-- begin Data lines --
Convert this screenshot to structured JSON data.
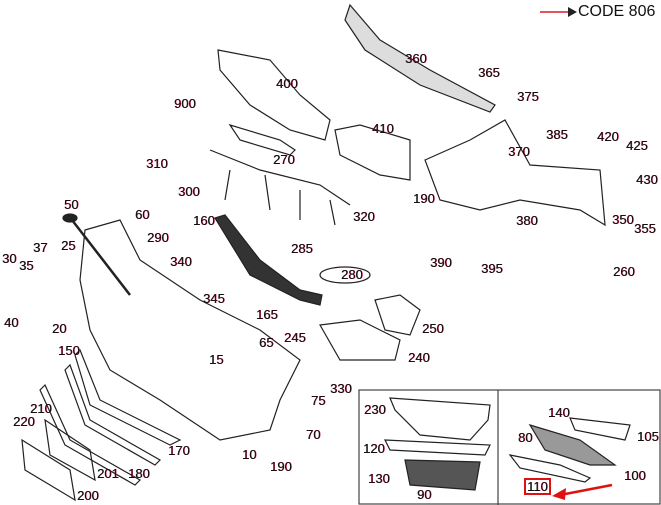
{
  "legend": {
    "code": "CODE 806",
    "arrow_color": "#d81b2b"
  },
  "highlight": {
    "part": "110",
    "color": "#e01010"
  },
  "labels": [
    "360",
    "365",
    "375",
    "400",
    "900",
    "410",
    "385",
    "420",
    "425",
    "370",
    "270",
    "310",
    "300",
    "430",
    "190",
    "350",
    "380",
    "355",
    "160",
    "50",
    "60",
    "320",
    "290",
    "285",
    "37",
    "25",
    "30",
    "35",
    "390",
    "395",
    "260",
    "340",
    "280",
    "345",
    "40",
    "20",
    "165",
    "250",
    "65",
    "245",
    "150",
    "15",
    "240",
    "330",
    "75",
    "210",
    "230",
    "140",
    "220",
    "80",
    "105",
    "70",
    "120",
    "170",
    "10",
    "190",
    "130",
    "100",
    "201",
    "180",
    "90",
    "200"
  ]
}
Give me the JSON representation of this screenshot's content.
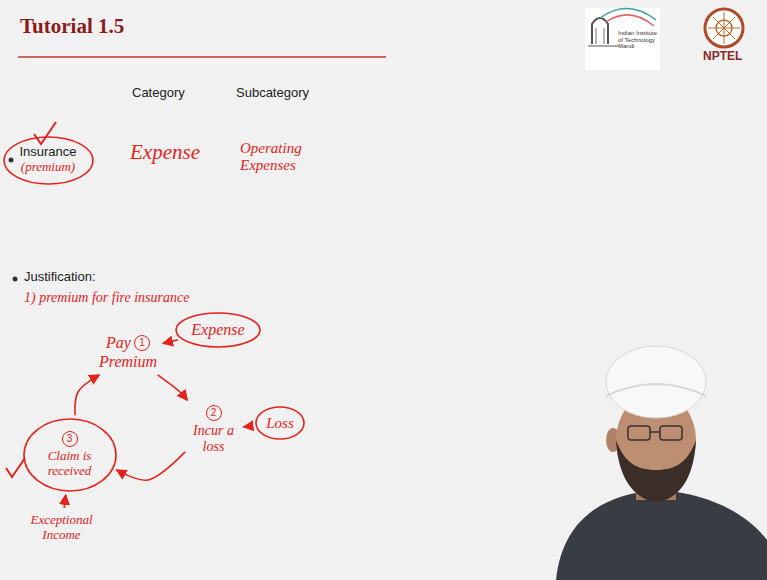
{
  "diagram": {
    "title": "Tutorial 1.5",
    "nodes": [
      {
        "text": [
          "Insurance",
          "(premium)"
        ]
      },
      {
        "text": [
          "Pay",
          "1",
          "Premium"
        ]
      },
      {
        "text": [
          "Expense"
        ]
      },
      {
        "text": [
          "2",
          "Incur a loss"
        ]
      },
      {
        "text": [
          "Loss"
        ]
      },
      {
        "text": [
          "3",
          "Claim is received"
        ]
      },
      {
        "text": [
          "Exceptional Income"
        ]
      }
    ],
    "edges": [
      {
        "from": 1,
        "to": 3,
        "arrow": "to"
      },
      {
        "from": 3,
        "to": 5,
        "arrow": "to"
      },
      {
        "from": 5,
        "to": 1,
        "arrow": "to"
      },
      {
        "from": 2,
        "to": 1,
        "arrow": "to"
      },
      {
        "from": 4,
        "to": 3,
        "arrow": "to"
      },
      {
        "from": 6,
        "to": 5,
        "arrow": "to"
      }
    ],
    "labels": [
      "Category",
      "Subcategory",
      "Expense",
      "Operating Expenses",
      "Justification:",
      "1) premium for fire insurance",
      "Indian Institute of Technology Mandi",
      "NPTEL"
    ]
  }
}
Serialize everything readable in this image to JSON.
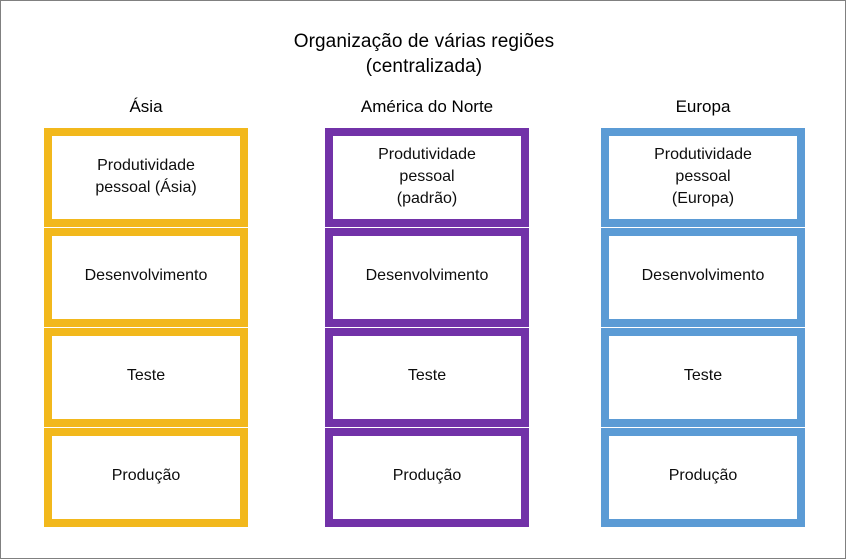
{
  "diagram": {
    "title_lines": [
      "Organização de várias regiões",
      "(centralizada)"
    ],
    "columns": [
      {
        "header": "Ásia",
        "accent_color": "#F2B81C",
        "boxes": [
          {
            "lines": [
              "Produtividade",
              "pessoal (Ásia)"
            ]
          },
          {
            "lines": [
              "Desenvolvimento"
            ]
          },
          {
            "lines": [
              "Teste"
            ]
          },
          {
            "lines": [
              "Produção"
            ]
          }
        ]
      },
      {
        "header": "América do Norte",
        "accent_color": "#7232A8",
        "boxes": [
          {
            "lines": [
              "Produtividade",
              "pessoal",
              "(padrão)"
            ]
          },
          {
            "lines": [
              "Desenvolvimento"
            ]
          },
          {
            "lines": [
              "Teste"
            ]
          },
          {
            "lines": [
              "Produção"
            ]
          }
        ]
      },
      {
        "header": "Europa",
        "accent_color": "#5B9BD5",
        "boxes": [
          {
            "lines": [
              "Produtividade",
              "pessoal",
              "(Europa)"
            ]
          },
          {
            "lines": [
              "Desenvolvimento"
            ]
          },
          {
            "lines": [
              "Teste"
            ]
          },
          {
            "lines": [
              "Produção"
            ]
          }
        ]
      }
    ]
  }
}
-- end Data lines --
Directions: Copy the listing exactly. Any image in it stays out of the copy.

Task response:
Convert this screenshot to structured JSON data.
{
  "legend": {
    "code": "CODE 806",
    "arrow_color": "#d81b2b"
  },
  "highlight": {
    "part": "110",
    "color": "#e01010"
  },
  "labels": [
    "360",
    "365",
    "375",
    "400",
    "900",
    "410",
    "385",
    "420",
    "425",
    "370",
    "270",
    "310",
    "300",
    "430",
    "190",
    "350",
    "380",
    "355",
    "160",
    "50",
    "60",
    "320",
    "290",
    "285",
    "37",
    "25",
    "30",
    "35",
    "390",
    "395",
    "260",
    "340",
    "280",
    "345",
    "40",
    "20",
    "165",
    "250",
    "65",
    "245",
    "150",
    "15",
    "240",
    "330",
    "75",
    "210",
    "230",
    "140",
    "220",
    "80",
    "105",
    "70",
    "120",
    "170",
    "10",
    "190",
    "130",
    "100",
    "201",
    "180",
    "90",
    "200"
  ]
}
Give me the JSON representation of this screenshot's content.
{
  "diagram": {
    "title": "Tutorial 1.5",
    "nodes": [
      {
        "text": [
          "Insurance",
          "(premium)"
        ]
      },
      {
        "text": [
          "Pay",
          "1",
          "Premium"
        ]
      },
      {
        "text": [
          "Expense"
        ]
      },
      {
        "text": [
          "2",
          "Incur a loss"
        ]
      },
      {
        "text": [
          "Loss"
        ]
      },
      {
        "text": [
          "3",
          "Claim is received"
        ]
      },
      {
        "text": [
          "Exceptional Income"
        ]
      }
    ],
    "edges": [
      {
        "from": 1,
        "to": 3,
        "arrow": "to"
      },
      {
        "from": 3,
        "to": 5,
        "arrow": "to"
      },
      {
        "from": 5,
        "to": 1,
        "arrow": "to"
      },
      {
        "from": 2,
        "to": 1,
        "arrow": "to"
      },
      {
        "from": 4,
        "to": 3,
        "arrow": "to"
      },
      {
        "from": 6,
        "to": 5,
        "arrow": "to"
      }
    ],
    "labels": [
      "Category",
      "Subcategory",
      "Expense",
      "Operating Expenses",
      "Justification:",
      "1) premium for fire insurance",
      "Indian Institute of Technology Mandi",
      "NPTEL"
    ]
  }
}
Serialize everything readable in this image to JSON.
{
  "diagram": {
    "title_lines": [
      "Organização de várias regiões",
      "(centralizada)"
    ],
    "columns": [
      {
        "header": "Ásia",
        "accent_color": "#F2B81C",
        "boxes": [
          {
            "lines": [
              "Produtividade",
              "pessoal (Ásia)"
            ]
          },
          {
            "lines": [
              "Desenvolvimento"
            ]
          },
          {
            "lines": [
              "Teste"
            ]
          },
          {
            "lines": [
              "Produção"
            ]
          }
        ]
      },
      {
        "header": "América do Norte",
        "accent_color": "#7232A8",
        "boxes": [
          {
            "lines": [
              "Produtividade",
              "pessoal",
              "(padrão)"
            ]
          },
          {
            "lines": [
              "Desenvolvimento"
            ]
          },
          {
            "lines": [
              "Teste"
            ]
          },
          {
            "lines": [
              "Produção"
            ]
          }
        ]
      },
      {
        "header": "Europa",
        "accent_color": "#5B9BD5",
        "boxes": [
          {
            "lines": [
              "Produtividade",
              "pessoal",
              "(Europa)"
            ]
          },
          {
            "lines": [
              "Desenvolvimento"
            ]
          },
          {
            "lines": [
              "Teste"
            ]
          },
          {
            "lines": [
              "Produção"
            ]
          }
        ]
      }
    ]
  }
}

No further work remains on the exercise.